Refugee
Vote a Failure for Obama
By ELIZABETH
WILLIAMSON NOVEMBER 19, 2015 5:18 PM
On Thursday the
House overwhelmingly passed H.R. 4038, the American Security Against
Foreign Enemies (SAFE) Act of 2015, which aims to stop resettlement
of Syrian and Iraqi refugees in the United States indefinitely. The
Senate is expected to debate the bill after Thanksgiving. Its fate is
uncertain there, and if it reaches President Obama’s desk, he has
said he will veto it. But in a stunning rebuke to the White House,
the legislation passed the House with a veto-proof majority.
There is little
doubt that the bill’s Republican sponsors exploited fear aroused by
the Paris terror attacks to build support for it, seeing a handy
opportunity to pursue a broader anti-immigrant agenda. It is a shame
that the nearly 50 Democrats who voted for this measure couldn’t
find it in themselves to resist.
But not for the
first time, President Obama failed to read the mood of Congress and
by extension many Americans, who after the Paris attacks are fearful
of admitting anybody from the Middle East. Traveling in Asia with his
closest advisors, the president was hampered in his effort to lobby
Democrats besieged by calls from constituents terrified that the
United States is next.
In a last-ditch
effort to head off Democratic defections, the president dispatched
Denis McDonough, his chief of staff, and Jeh Johnson, the Secretary
of Homeland Security, to the Hill on Thursday.

==*==

INSTRUCTION: In the piece on the House refugee vote, translate the sentence "The Senate is expected to debate the bill after Thanksgiving." into Spanish.

==*==

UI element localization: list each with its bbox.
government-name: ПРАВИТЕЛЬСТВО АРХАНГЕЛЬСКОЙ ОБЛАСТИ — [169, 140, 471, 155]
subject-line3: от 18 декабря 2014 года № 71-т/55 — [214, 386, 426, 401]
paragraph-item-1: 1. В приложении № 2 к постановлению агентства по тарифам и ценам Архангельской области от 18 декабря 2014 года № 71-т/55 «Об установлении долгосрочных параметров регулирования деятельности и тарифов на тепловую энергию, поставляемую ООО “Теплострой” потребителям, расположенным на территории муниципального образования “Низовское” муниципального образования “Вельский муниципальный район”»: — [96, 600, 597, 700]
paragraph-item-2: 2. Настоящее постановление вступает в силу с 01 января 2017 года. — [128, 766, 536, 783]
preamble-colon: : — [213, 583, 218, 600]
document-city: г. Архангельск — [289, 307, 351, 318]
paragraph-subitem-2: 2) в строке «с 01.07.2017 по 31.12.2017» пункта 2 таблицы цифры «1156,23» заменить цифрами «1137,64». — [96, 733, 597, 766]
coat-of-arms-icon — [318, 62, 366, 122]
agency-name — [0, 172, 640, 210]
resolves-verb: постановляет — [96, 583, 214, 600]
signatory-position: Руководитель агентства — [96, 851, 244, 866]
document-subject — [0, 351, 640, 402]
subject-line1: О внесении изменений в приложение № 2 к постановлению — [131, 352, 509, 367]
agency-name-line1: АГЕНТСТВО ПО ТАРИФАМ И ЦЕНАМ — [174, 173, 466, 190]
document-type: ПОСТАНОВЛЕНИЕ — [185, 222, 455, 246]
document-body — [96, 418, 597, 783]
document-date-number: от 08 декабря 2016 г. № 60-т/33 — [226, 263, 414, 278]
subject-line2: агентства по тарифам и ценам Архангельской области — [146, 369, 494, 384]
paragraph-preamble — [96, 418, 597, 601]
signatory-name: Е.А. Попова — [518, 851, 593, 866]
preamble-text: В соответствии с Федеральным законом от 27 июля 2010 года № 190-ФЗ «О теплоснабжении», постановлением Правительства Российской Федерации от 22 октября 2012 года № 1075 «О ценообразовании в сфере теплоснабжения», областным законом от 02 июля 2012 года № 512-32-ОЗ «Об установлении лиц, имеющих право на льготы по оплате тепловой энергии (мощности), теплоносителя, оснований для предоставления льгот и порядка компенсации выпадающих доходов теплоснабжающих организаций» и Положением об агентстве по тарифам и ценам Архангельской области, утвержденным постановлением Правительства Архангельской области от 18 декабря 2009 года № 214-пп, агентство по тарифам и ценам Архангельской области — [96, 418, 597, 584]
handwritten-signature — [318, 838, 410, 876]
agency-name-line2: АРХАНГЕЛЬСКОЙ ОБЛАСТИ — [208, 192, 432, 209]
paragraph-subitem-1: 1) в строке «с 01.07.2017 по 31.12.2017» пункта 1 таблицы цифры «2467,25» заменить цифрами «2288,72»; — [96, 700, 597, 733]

==*==

SOLUTION FOR THIS TASK: Se espera que el Senado debata el proyecto de ley después del Día de Acción de Gracias.